§ **Directive**
Copy every line from the records below that holds the word "title".

Data extracted from a collection:
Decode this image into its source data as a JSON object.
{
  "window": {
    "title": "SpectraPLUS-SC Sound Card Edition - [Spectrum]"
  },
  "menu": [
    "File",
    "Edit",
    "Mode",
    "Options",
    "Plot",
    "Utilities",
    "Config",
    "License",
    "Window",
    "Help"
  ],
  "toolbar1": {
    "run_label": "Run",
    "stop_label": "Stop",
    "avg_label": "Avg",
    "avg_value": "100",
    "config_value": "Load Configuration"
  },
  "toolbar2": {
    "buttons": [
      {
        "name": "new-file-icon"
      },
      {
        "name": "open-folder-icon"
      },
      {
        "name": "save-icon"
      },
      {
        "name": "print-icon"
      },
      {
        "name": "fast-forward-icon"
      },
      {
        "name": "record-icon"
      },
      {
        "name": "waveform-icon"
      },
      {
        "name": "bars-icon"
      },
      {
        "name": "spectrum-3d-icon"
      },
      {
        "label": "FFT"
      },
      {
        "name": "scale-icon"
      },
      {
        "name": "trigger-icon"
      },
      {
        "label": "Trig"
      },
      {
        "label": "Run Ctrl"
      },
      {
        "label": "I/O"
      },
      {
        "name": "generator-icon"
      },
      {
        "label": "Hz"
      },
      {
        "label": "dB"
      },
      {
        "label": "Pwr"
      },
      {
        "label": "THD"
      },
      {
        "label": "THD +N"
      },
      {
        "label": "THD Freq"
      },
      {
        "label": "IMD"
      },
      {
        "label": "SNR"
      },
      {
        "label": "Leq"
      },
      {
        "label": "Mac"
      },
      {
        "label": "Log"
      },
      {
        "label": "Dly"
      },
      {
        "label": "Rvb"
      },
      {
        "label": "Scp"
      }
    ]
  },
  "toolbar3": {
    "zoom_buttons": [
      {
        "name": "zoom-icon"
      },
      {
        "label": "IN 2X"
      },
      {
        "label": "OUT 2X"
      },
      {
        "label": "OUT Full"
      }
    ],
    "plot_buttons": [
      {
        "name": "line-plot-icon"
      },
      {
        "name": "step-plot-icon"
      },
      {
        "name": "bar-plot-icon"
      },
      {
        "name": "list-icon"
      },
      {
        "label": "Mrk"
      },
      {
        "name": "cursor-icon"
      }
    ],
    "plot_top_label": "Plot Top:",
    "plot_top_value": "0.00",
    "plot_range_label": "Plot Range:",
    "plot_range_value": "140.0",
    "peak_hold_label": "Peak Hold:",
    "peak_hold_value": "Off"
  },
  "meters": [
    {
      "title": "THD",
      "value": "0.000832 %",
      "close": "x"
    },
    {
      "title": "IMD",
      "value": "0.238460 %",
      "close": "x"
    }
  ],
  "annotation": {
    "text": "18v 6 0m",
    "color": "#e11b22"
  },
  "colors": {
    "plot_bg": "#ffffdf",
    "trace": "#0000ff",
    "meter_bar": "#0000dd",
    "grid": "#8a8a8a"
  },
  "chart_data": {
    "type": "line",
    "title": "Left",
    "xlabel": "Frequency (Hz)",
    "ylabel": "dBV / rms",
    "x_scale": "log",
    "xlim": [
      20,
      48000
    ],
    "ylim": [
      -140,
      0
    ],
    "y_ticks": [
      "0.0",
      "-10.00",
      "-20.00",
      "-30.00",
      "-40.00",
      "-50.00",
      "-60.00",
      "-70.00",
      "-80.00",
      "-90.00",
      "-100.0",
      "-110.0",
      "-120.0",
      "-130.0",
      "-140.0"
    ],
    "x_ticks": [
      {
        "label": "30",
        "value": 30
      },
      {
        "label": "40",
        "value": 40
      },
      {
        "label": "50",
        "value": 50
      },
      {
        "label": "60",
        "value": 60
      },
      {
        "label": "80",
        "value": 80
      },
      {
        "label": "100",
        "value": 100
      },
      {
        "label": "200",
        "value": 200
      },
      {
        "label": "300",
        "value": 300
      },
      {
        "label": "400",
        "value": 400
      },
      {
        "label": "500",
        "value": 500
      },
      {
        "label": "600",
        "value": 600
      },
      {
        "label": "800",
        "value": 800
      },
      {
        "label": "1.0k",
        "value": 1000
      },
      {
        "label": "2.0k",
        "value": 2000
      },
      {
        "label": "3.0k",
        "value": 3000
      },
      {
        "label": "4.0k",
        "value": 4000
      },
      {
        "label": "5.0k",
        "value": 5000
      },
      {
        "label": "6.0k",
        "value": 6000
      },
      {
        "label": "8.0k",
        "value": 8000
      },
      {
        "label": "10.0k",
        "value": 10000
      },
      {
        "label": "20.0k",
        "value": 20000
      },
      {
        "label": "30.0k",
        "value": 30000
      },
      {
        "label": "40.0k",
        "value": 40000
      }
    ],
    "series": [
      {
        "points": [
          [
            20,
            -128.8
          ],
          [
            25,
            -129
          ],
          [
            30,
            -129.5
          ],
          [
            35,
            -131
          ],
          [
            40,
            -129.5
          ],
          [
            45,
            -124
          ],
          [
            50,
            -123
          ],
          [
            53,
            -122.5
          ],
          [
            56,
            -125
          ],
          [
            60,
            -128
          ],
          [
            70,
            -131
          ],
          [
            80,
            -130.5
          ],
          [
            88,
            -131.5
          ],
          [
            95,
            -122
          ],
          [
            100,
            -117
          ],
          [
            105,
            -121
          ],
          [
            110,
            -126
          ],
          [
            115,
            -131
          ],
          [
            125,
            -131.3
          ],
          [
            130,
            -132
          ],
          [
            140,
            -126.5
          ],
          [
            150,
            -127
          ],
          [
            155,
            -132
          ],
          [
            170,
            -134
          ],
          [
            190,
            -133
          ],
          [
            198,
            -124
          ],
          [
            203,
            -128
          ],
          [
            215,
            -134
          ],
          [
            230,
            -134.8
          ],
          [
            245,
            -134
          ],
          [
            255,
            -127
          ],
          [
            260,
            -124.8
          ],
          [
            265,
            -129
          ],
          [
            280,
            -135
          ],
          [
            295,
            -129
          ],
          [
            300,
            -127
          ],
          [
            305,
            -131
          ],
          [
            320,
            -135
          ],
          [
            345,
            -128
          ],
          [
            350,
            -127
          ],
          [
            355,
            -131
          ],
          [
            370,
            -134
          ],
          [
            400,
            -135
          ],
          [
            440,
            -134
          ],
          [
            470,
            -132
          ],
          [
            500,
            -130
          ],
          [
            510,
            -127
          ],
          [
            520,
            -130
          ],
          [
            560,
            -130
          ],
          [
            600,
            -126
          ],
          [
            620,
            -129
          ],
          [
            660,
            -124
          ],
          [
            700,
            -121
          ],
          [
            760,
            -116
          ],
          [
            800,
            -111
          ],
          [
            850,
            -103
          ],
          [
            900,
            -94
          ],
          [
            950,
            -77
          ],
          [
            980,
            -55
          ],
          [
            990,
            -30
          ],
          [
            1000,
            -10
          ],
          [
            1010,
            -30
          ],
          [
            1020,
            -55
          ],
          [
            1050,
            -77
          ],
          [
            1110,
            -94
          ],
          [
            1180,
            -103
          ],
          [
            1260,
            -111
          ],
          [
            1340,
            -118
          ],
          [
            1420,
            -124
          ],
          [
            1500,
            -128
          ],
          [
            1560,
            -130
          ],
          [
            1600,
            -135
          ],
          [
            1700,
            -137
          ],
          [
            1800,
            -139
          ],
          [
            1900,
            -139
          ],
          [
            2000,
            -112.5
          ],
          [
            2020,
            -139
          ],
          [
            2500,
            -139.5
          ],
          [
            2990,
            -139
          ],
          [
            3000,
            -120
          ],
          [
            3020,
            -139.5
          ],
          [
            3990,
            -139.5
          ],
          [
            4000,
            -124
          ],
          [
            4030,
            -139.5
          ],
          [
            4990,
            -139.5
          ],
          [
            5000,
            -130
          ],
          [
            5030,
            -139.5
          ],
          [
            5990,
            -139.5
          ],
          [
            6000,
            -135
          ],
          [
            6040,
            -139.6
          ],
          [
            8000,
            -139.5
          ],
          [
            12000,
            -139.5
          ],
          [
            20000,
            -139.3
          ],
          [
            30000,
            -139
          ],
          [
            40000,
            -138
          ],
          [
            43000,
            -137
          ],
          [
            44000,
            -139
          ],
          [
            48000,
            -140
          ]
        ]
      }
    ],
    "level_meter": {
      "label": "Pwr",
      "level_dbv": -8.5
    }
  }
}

§ **Complete output**
    "title": "SpectraPLUS-SC Sound Card Edition - [Spectrum]"
      "title": "THD",
      "title": "IMD",
    "title": "Left",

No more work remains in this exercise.